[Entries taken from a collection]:
········

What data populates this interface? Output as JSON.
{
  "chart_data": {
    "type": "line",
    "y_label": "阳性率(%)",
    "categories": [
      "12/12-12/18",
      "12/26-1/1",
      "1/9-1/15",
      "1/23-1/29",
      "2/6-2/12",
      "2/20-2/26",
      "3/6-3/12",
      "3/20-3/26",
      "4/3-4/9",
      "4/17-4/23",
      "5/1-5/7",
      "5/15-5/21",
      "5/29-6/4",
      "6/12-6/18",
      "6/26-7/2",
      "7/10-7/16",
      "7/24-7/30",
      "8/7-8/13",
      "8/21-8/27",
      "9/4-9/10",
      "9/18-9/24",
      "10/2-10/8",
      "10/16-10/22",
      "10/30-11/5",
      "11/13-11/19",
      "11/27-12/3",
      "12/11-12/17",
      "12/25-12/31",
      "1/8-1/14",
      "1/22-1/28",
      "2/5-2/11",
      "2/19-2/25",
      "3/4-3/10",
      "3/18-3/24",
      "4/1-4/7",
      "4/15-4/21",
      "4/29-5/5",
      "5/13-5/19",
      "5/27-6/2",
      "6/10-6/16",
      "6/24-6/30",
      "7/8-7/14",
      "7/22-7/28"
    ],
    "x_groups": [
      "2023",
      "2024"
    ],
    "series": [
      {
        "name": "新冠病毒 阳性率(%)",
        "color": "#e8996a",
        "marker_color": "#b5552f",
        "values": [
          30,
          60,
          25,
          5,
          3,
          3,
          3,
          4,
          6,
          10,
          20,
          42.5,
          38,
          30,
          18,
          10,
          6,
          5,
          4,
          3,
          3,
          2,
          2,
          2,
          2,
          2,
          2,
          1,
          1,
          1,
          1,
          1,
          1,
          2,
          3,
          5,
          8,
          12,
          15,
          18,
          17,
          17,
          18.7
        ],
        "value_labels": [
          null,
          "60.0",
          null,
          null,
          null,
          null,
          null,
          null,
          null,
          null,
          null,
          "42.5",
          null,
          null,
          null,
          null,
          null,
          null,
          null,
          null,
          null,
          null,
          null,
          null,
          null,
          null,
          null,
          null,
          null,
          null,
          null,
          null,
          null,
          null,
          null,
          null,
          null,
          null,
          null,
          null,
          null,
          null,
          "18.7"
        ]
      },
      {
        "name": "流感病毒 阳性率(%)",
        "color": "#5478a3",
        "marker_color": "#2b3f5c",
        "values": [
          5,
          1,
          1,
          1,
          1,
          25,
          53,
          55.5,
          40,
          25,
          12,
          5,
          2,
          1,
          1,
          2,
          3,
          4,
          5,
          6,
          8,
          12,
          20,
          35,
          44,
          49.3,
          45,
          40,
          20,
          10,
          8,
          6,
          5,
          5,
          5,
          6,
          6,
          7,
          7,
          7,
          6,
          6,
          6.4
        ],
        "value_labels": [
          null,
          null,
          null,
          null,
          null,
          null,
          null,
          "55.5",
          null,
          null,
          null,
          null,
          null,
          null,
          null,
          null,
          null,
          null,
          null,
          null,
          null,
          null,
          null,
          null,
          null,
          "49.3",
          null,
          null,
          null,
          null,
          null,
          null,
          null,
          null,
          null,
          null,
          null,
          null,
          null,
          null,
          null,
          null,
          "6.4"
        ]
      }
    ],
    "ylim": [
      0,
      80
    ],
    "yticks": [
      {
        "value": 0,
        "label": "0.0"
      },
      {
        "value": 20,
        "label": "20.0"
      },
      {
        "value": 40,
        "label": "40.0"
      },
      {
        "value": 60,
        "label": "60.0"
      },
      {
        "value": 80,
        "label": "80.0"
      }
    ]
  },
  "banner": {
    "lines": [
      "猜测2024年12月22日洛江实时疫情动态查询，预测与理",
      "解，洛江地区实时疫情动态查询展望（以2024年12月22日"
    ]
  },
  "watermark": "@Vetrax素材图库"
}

········

[Task details]:
Please reproduce each record precisely as written.

[Full output]:
What data populates this interface? Output as JSON.
{
  "chart_data": {
    "type": "line",
    "y_label": "阳性率(%)",
    "categories": [
      "12/12-12/18",
      "12/26-1/1",
      "1/9-1/15",
      "1/23-1/29",
      "2/6-2/12",
      "2/20-2/26",
      "3/6-3/12",
      "3/20-3/26",
      "4/3-4/9",
      "4/17-4/23",
      "5/1-5/7",
      "5/15-5/21",
      "5/29-6/4",
      "6/12-6/18",
      "6/26-7/2",
      "7/10-7/16",
      "7/24-7/30",
      "8/7-8/13",
      "8/21-8/27",
      "9/4-9/10",
      "9/18-9/24",
      "10/2-10/8",
      "10/16-10/22",
      "10/30-11/5",
      "11/13-11/19",
      "11/27-12/3",
      "12/11-12/17",
      "12/25-12/31",
      "1/8-1/14",
      "1/22-1/28",
      "2/5-2/11",
      "2/19-2/25",
      "3/4-3/10",
      "3/18-3/24",
      "4/1-4/7",
      "4/15-4/21",
      "4/29-5/5",
      "5/13-5/19",
      "5/27-6/2",
      "6/10-6/16",
      "6/24-6/30",
      "7/8-7/14",
      "7/22-7/28"
    ],
    "x_groups": [
      "2023",
      "2024"
    ],
    "series": [
      {
        "name": "新冠病毒 阳性率(%)",
        "color": "#e8996a",
        "marker_color": "#b5552f",
        "values": [
          30,
          60,
          25,
          5,
          3,
          3,
          3,
          4,
          6,
          10,
          20,
          42.5,
          38,
          30,
          18,
          10,
          6,
          5,
          4,
          3,
          3,
          2,
          2,
          2,
          2,
          2,
          2,
          1,
          1,
          1,
          1,
          1,
          1,
          2,
          3,
          5,
          8,
          12,
          15,
          18,
          17,
          17,
          18.7
        ],
        "value_labels": [
          null,
          "60.0",
          null,
          null,
          null,
          null,
          null,
          null,
          null,
          null,
          null,
          "42.5",
          null,
          null,
          null,
          null,
          null,
          null,
          null,
          null,
          null,
          null,
          null,
          null,
          null,
          null,
          null,
          null,
          null,
          null,
          null,
          null,
          null,
          null,
          null,
          null,
          null,
          null,
          null,
          null,
          null,
          null,
          "18.7"
        ]
      },
      {
        "name": "流感病毒 阳性率(%)",
        "color": "#5478a3",
        "marker_color": "#2b3f5c",
        "values": [
          5,
          1,
          1,
          1,
          1,
          25,
          53,
          55.5,
          40,
          25,
          12,
          5,
          2,
          1,
          1,
          2,
          3,
          4,
          5,
          6,
          8,
          12,
          20,
          35,
          44,
          49.3,
          45,
          40,
          20,
          10,
          8,
          6,
          5,
          5,
          5,
          6,
          6,
          7,
          7,
          7,
          6,
          6,
          6.4
        ],
        "value_labels": [
          null,
          null,
          null,
          null,
          null,
          null,
          null,
          "55.5",
          null,
          null,
          null,
          null,
          null,
          null,
          null,
          null,
          null,
          null,
          null,
          null,
          null,
          null,
          null,
          null,
          null,
          "49.3",
          null,
          null,
          null,
          null,
          null,
          null,
          null,
          null,
          null,
          null,
          null,
          null,
          null,
          null,
          null,
          null,
          "6.4"
        ]
      }
    ],
    "ylim": [
      0,
      80
    ],
    "yticks": [
      {
        "value": 0,
        "label": "0.0"
      },
      {
        "value": 20,
        "label": "20.0"
      },
      {
        "value": 40,
        "label": "40.0"
      },
      {
        "value": 60,
        "label": "60.0"
      },
      {
        "value": 80,
        "label": "80.0"
      }
    ]
  },
  "banner": {
    "lines": [
      "猜测2024年12月22日洛江实时疫情动态查询，预测与理",
      "解，洛江地区实时疫情动态查询展望（以2024年12月22日"
    ]
  },
  "watermark": "@Vetrax素材图库"
}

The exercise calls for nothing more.